[Saved entries]
-- -- --

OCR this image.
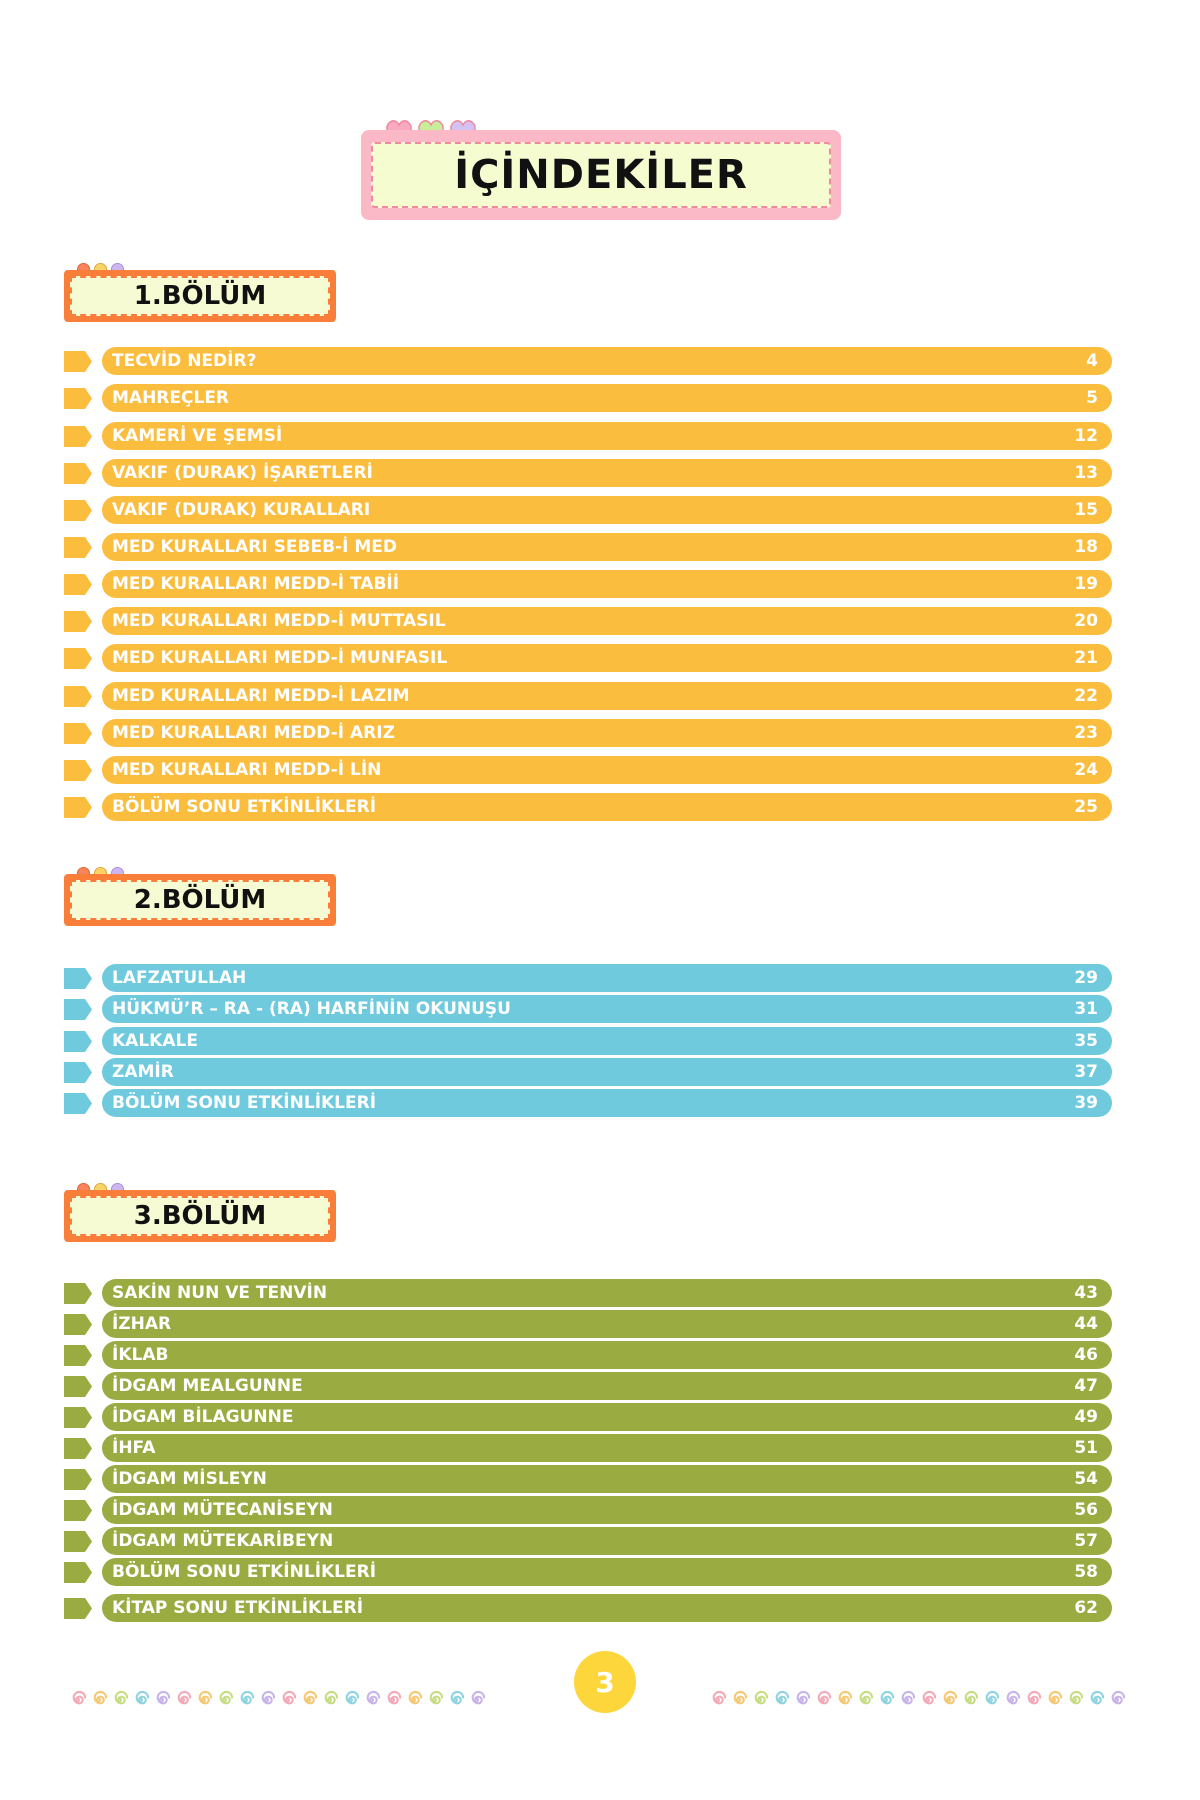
İÇİNDEKİLER
1.BÖLÜM
TECVİD NEDİR?	4
MAHREÇLER	5
KAMERİ VE ŞEMSİ	12
VAKIF (DURAK) İŞARETLERİ	13
VAKIF (DURAK) KURALLARI	15
MED KURALLARI SEBEB-İ MED	18
MED KURALLARI MEDD-İ TABİİ	19
MED KURALLARI MEDD-İ MUTTASIL	20
MED KURALLARI MEDD-İ MUNFASIL	21
MED KURALLARI MEDD-İ LAZIM	22
MED KURALLARI MEDD-İ ARIZ	23
MED KURALLARI MEDD-İ LİN	24
BÖLÜM SONU ETKİNLİKLERİ	25
2.BÖLÜM
LAFZATULLAH	29
HÜKMÜ’R – RA - (RA) HARFİNİN OKUNUŞU	31
KALKALE	35
ZAMİR	37
BÖLÜM SONU ETKİNLİKLERİ	39
3.BÖLÜM
SAKİN NUN VE TENVİN	43
İZHAR	44
İKLAB	46
İDGAM MEALGUNNE	47
İDGAM BİLAGUNNE	49
İHFA	51
İDGAM MİSLEYN	54
İDGAM MÜTECANİSEYN	56
İDGAM MÜTEKARİBEYN	57
BÖLÜM SONU ETKİNLİKLERİ	58
KİTAP SONU ETKİNLİKLERİ	62
3
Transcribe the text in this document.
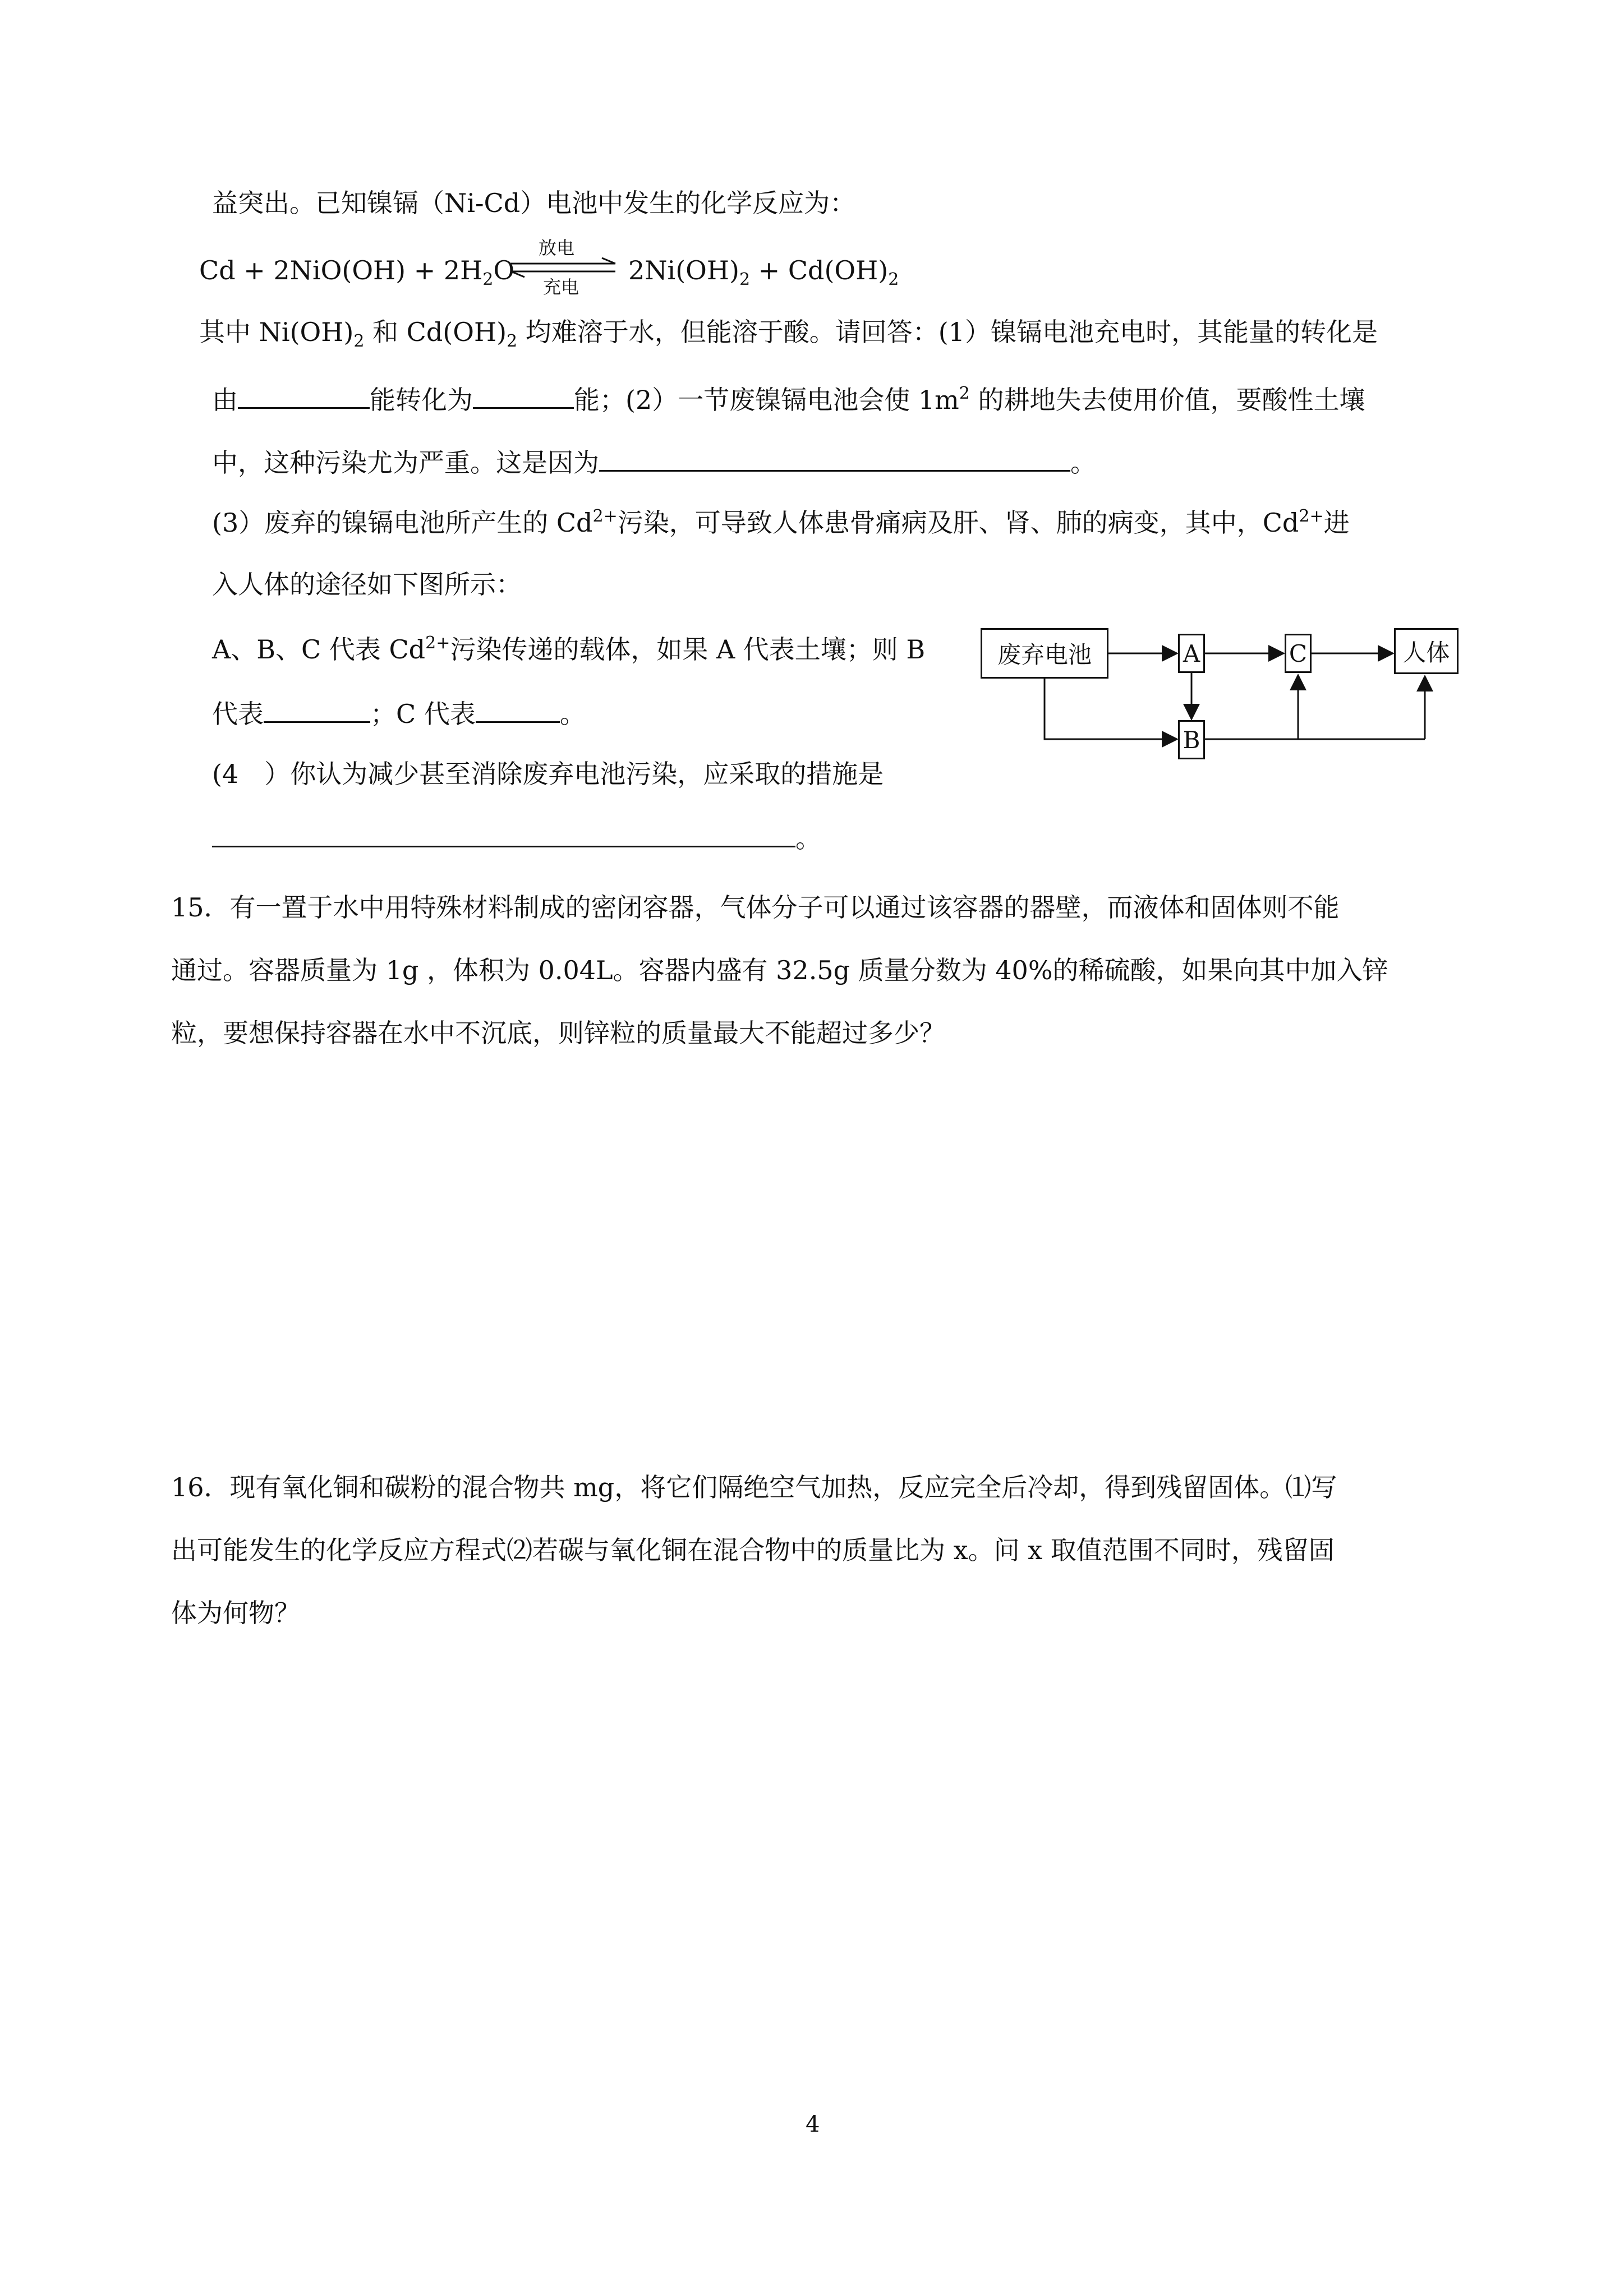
益突出。已知镍镉（Ni-Cd）电池中发生的化学反应为：
$Cd + 2NiO(OH) + 2H_2O$
放电
充电
$2Ni(OH)_2 + Cd(OH)_2$
其中 $Ni(OH)_2$ 和 $Cd(OH)_2$ 均难溶于水，但能溶于酸。请回答：(1）镍镉电池充电时，其能量的转化是
由	能转化为	能；(2）一节废镍镉电池会使 $1m^2$ 的耕地失去使用价值，要酸性土壤
中，这种污染尤为严重。这是因为	。
(3）废弃的镍镉电池所产生的 $Cd^{2+}$污染，可导致人体患骨痛病及肝、肾、肺的病变，其中，$Cd^{2+}$进
入人体的途径如下图所示：
A、B、C 代表 $Cd^{2+}$污染传递的载体，如果 A 代表土壤；则 B
代表	；C 代表	。
废弃电池	A	C	人体
B
(4　）你认为减少甚至消除废弃电池污染，应采取的措施是
。
15．有一置于水中用特殊材料制成的密闭容器，气体分子可以通过该容器的器壁，而液体和固体则不能
通过。容器质量为 1g ，体积为 0.04L。容器内盛有 32.5g 质量分数为 40%的稀硫酸，如果向其中加入锌
粒，要想保持容器在水中不沉底，则锌粒的质量最大不能超过多少？
16．现有氧化铜和碳粉的混合物共 mg，将它们隔绝空气加热，反应完全后冷却，得到残留固体。⑴写
出可能发生的化学反应方程式⑵若碳与氧化铜在混合物中的质量比为 x。问 x 取值范围不同时，残留固
体为何物？
4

-- -- --

**WHAT THE TASK ASKS**
Which lines above contain the word "MEDD"? Copy each of them.

**RESPONSE TO THIS TASK**
MED KURALLARI MEDD-İ TABİİ	19
MED KURALLARI MEDD-İ MUTTASIL	20
MED KURALLARI MEDD-İ MUNFASIL	21
MED KURALLARI MEDD-İ LAZIM	22
MED KURALLARI MEDD-İ ARIZ	23
MED KURALLARI MEDD-İ LİN	24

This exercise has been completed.